→ ЗАДАНИЕ
Выпишите целиком и без единого изменения отрывок воспоминаний о Брюсове.

Не могу не вспомнить ещё раз моих парижских лет. Валерий Яковлевич меня поддержал; даже его упреки помогали мне жить. При первой нашей встрече Брюсов заговорил о Наде Львовой — рана оказалась незажившей. Может быть, я при этом вспомнил предсмертное стихотворение Нади о седом виске Брюсова, но только Валерий Яковлевич показался мне глубоким стариком, и в книжку я записал: "Седой, очень старый" (ему тогда было сорок четыре года). Записал я также: "Жизнь у него на втором плане",— может быть, думал при этом о Наде, может быть, о революции; но уже наверно помнил его слова о том, что "все в жизни лишь средство для ярко-певучих стихов".

Он подарил мне на память маленькую книгу, надписал: "В знак близости в одном, расхождений в другом". Это относилось к нашему спору о поэзии. О событиях того грозового лета мы не говорили; только уходя, я не выдержал, спросил: что будет дальше? Валерий Яковлевич ответил стихами:

Растет Потоп... Но с небосвода,
Приосеняя прах.
Как арка радуги, свобода
Гласит о светлых днях.

→ ИСХОДНЫЕ ДАННЫЕ
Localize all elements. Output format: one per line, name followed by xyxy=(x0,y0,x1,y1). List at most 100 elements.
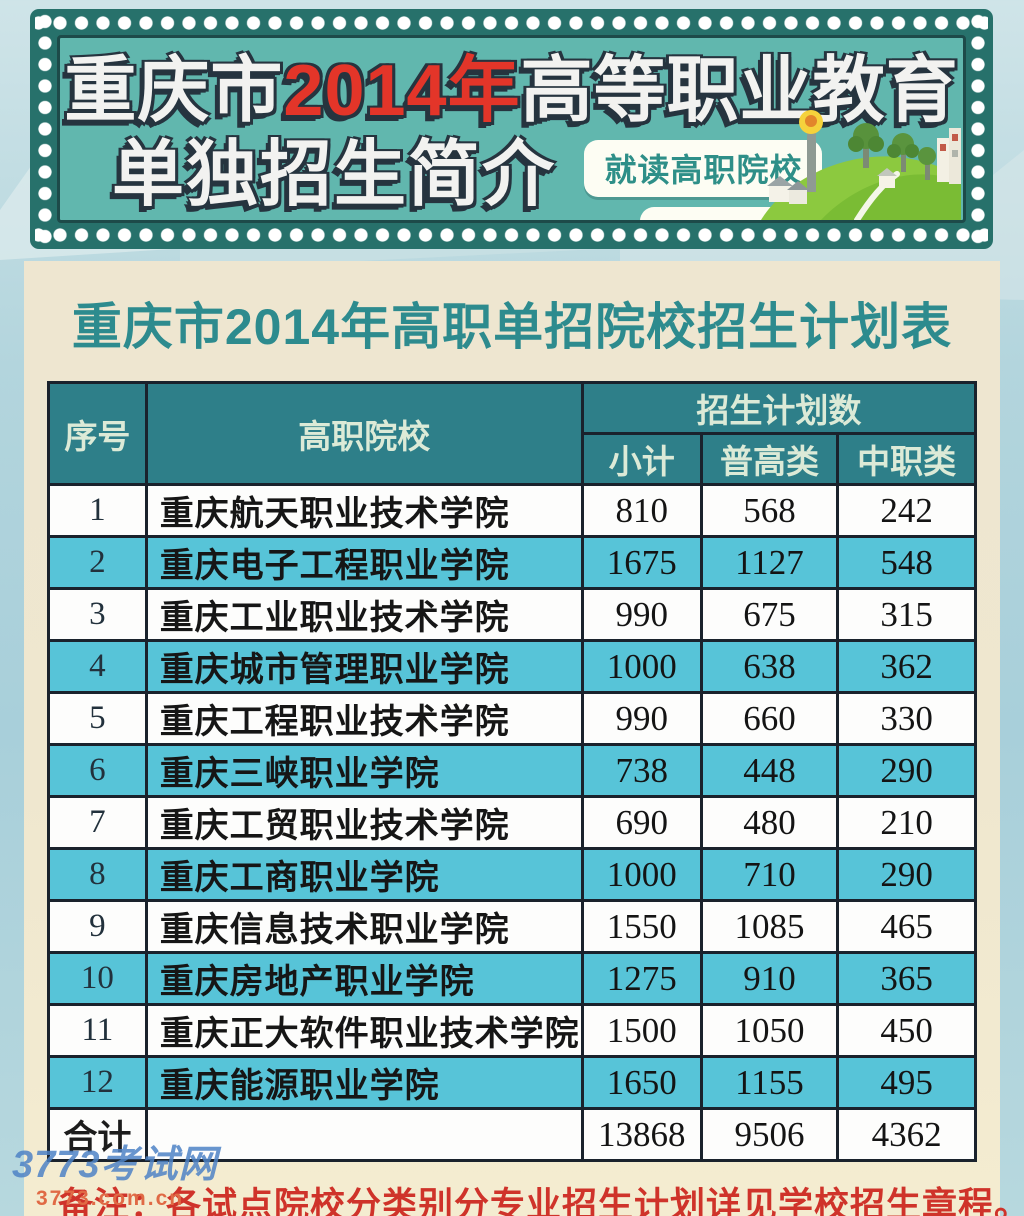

→ РЕШЕНИЕ ЗАДАНИЯ
Не могу не вспомнить ещё раз моих парижских лет. Валерий Яковлевич меня поддержал; даже его упреки помогали мне жить. При первой нашей встрече Брюсов заговорил о Наде Львовой — рана оказалась незажившей. Может быть, я при этом вспомнил предсмертное стихотворение Нади о седом виске Брюсова, но только Валерий Яковлевич показался мне глубоким стариком, и в книжку я записал: "Седой, очень старый" (ему тогда было сорок четыре года). Записал я также: "Жизнь у него на втором плане",— может быть, думал при этом о Наде, может быть, о революции; но уже наверно помнил его слова о том, что "все в жизни лишь средство для ярко-певучих стихов".

Он подарил мне на память маленькую книгу, надписал: "В знак близости в одном, расхождений в другом". Это относилось к нашему спору о поэзии. О событиях того грозового лета мы не говорили; только уходя, я не выдержал, спросил: что будет дальше? Валерий Яковлевич ответил стихами:

Растет Потоп... Но с небосвода,
Приосеняя прах.
Как арка радуги, свобода
Гласит о светлых днях.